To be done: Copy out the data below verbatim.

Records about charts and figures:
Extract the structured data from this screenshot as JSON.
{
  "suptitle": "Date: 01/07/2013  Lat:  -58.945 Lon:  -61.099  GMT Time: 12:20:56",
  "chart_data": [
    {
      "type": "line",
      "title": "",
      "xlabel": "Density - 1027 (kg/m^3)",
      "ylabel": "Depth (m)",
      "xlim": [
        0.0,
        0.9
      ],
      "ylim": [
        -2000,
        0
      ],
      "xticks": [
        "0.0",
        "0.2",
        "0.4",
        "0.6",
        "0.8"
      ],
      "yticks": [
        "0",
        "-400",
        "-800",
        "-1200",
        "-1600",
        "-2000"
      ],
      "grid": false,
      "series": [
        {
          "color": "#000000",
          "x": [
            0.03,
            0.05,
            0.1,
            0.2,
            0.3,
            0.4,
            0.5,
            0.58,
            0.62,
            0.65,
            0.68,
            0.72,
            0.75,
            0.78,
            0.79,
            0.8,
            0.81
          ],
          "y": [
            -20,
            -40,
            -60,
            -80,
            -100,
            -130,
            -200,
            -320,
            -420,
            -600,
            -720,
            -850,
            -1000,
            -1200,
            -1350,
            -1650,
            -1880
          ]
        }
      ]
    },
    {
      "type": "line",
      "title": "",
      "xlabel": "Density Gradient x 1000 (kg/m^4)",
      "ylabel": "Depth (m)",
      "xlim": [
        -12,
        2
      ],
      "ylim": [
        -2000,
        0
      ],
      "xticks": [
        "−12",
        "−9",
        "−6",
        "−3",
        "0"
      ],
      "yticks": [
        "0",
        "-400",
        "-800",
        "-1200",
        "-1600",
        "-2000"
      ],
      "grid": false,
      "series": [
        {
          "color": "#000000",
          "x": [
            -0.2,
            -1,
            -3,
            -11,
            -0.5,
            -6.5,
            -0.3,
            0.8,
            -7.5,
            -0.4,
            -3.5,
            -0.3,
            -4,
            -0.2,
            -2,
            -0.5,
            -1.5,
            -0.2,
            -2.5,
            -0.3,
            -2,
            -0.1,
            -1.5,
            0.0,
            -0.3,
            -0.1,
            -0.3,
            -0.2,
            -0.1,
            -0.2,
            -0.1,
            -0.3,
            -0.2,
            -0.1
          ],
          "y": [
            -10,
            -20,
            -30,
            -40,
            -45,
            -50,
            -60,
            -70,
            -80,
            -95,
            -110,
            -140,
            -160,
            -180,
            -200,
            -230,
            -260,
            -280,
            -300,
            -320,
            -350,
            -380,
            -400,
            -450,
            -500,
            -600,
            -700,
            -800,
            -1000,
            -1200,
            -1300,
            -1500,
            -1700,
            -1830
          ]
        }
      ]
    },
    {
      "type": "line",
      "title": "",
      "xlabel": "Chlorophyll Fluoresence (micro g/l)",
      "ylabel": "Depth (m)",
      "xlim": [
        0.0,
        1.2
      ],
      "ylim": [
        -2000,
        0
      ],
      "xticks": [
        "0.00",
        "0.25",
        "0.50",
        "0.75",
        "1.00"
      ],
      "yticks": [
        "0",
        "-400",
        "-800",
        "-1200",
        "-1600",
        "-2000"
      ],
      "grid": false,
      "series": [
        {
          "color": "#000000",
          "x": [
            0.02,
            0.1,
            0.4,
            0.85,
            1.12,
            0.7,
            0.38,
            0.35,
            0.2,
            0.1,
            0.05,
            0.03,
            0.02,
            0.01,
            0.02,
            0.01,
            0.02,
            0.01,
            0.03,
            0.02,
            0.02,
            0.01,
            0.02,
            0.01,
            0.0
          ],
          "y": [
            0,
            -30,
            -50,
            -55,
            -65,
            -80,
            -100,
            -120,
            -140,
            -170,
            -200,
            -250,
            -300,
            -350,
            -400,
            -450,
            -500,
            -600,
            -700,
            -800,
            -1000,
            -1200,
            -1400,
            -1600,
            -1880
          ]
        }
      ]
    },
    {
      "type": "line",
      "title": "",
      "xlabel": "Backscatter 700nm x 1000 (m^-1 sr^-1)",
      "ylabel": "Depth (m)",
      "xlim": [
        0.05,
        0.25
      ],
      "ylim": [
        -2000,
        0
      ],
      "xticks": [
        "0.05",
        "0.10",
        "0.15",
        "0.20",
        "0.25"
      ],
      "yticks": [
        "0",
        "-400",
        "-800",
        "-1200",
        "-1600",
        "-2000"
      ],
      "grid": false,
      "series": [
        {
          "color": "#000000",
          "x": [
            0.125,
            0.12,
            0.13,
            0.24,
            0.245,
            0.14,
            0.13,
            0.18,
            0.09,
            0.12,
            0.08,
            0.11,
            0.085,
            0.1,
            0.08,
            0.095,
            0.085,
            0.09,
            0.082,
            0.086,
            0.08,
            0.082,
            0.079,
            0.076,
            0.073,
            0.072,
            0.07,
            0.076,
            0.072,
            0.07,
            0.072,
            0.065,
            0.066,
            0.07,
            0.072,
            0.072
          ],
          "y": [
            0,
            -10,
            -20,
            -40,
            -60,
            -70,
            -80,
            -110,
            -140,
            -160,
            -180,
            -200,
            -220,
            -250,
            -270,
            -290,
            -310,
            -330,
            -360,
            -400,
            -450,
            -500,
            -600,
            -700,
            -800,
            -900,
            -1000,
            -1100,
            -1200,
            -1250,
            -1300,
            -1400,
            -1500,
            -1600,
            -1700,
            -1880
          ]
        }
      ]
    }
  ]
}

Solution to this problem:
Extract the structured data from this screenshot as JSON.
{
  "suptitle": "Date: 01/07/2013  Lat:  -58.945 Lon:  -61.099  GMT Time: 12:20:56",
  "chart_data": [
    {
      "type": "line",
      "title": "",
      "xlabel": "Density - 1027 (kg/m^3)",
      "ylabel": "Depth (m)",
      "xlim": [
        0.0,
        0.9
      ],
      "ylim": [
        -2000,
        0
      ],
      "xticks": [
        "0.0",
        "0.2",
        "0.4",
        "0.6",
        "0.8"
      ],
      "yticks": [
        "0",
        "-400",
        "-800",
        "-1200",
        "-1600",
        "-2000"
      ],
      "grid": false,
      "series": [
        {
          "color": "#000000",
          "x": [
            0.03,
            0.05,
            0.1,
            0.2,
            0.3,
            0.4,
            0.5,
            0.58,
            0.62,
            0.65,
            0.68,
            0.72,
            0.75,
            0.78,
            0.79,
            0.8,
            0.81
          ],
          "y": [
            -20,
            -40,
            -60,
            -80,
            -100,
            -130,
            -200,
            -320,
            -420,
            -600,
            -720,
            -850,
            -1000,
            -1200,
            -1350,
            -1650,
            -1880
          ]
        }
      ]
    },
    {
      "type": "line",
      "title": "",
      "xlabel": "Density Gradient x 1000 (kg/m^4)",
      "ylabel": "Depth (m)",
      "xlim": [
        -12,
        2
      ],
      "ylim": [
        -2000,
        0
      ],
      "xticks": [
        "−12",
        "−9",
        "−6",
        "−3",
        "0"
      ],
      "yticks": [
        "0",
        "-400",
        "-800",
        "-1200",
        "-1600",
        "-2000"
      ],
      "grid": false,
      "series": [
        {
          "color": "#000000",
          "x": [
            -0.2,
            -1,
            -3,
            -11,
            -0.5,
            -6.5,
            -0.3,
            0.8,
            -7.5,
            -0.4,
            -3.5,
            -0.3,
            -4,
            -0.2,
            -2,
            -0.5,
            -1.5,
            -0.2,
            -2.5,
            -0.3,
            -2,
            -0.1,
            -1.5,
            0.0,
            -0.3,
            -0.1,
            -0.3,
            -0.2,
            -0.1,
            -0.2,
            -0.1,
            -0.3,
            -0.2,
            -0.1
          ],
          "y": [
            -10,
            -20,
            -30,
            -40,
            -45,
            -50,
            -60,
            -70,
            -80,
            -95,
            -110,
            -140,
            -160,
            -180,
            -200,
            -230,
            -260,
            -280,
            -300,
            -320,
            -350,
            -380,
            -400,
            -450,
            -500,
            -600,
            -700,
            -800,
            -1000,
            -1200,
            -1300,
            -1500,
            -1700,
            -1830
          ]
        }
      ]
    },
    {
      "type": "line",
      "title": "",
      "xlabel": "Chlorophyll Fluoresence (micro g/l)",
      "ylabel": "Depth (m)",
      "xlim": [
        0.0,
        1.2
      ],
      "ylim": [
        -2000,
        0
      ],
      "xticks": [
        "0.00",
        "0.25",
        "0.50",
        "0.75",
        "1.00"
      ],
      "yticks": [
        "0",
        "-400",
        "-800",
        "-1200",
        "-1600",
        "-2000"
      ],
      "grid": false,
      "series": [
        {
          "color": "#000000",
          "x": [
            0.02,
            0.1,
            0.4,
            0.85,
            1.12,
            0.7,
            0.38,
            0.35,
            0.2,
            0.1,
            0.05,
            0.03,
            0.02,
            0.01,
            0.02,
            0.01,
            0.02,
            0.01,
            0.03,
            0.02,
            0.02,
            0.01,
            0.02,
            0.01,
            0.0
          ],
          "y": [
            0,
            -30,
            -50,
            -55,
            -65,
            -80,
            -100,
            -120,
            -140,
            -170,
            -200,
            -250,
            -300,
            -350,
            -400,
            -450,
            -500,
            -600,
            -700,
            -800,
            -1000,
            -1200,
            -1400,
            -1600,
            -1880
          ]
        }
      ]
    },
    {
      "type": "line",
      "title": "",
      "xlabel": "Backscatter 700nm x 1000 (m^-1 sr^-1)",
      "ylabel": "Depth (m)",
      "xlim": [
        0.05,
        0.25
      ],
      "ylim": [
        -2000,
        0
      ],
      "xticks": [
        "0.05",
        "0.10",
        "0.15",
        "0.20",
        "0.25"
      ],
      "yticks": [
        "0",
        "-400",
        "-800",
        "-1200",
        "-1600",
        "-2000"
      ],
      "grid": false,
      "series": [
        {
          "color": "#000000",
          "x": [
            0.125,
            0.12,
            0.13,
            0.24,
            0.245,
            0.14,
            0.13,
            0.18,
            0.09,
            0.12,
            0.08,
            0.11,
            0.085,
            0.1,
            0.08,
            0.095,
            0.085,
            0.09,
            0.082,
            0.086,
            0.08,
            0.082,
            0.079,
            0.076,
            0.073,
            0.072,
            0.07,
            0.076,
            0.072,
            0.07,
            0.072,
            0.065,
            0.066,
            0.07,
            0.072,
            0.072
          ],
          "y": [
            0,
            -10,
            -20,
            -40,
            -60,
            -70,
            -80,
            -110,
            -140,
            -160,
            -180,
            -200,
            -220,
            -250,
            -270,
            -290,
            -310,
            -330,
            -360,
            -400,
            -450,
            -500,
            -600,
            -700,
            -800,
            -900,
            -1000,
            -1100,
            -1200,
            -1250,
            -1300,
            -1400,
            -1500,
            -1600,
            -1700,
            -1880
          ]
        }
      ]
    }
  ]
}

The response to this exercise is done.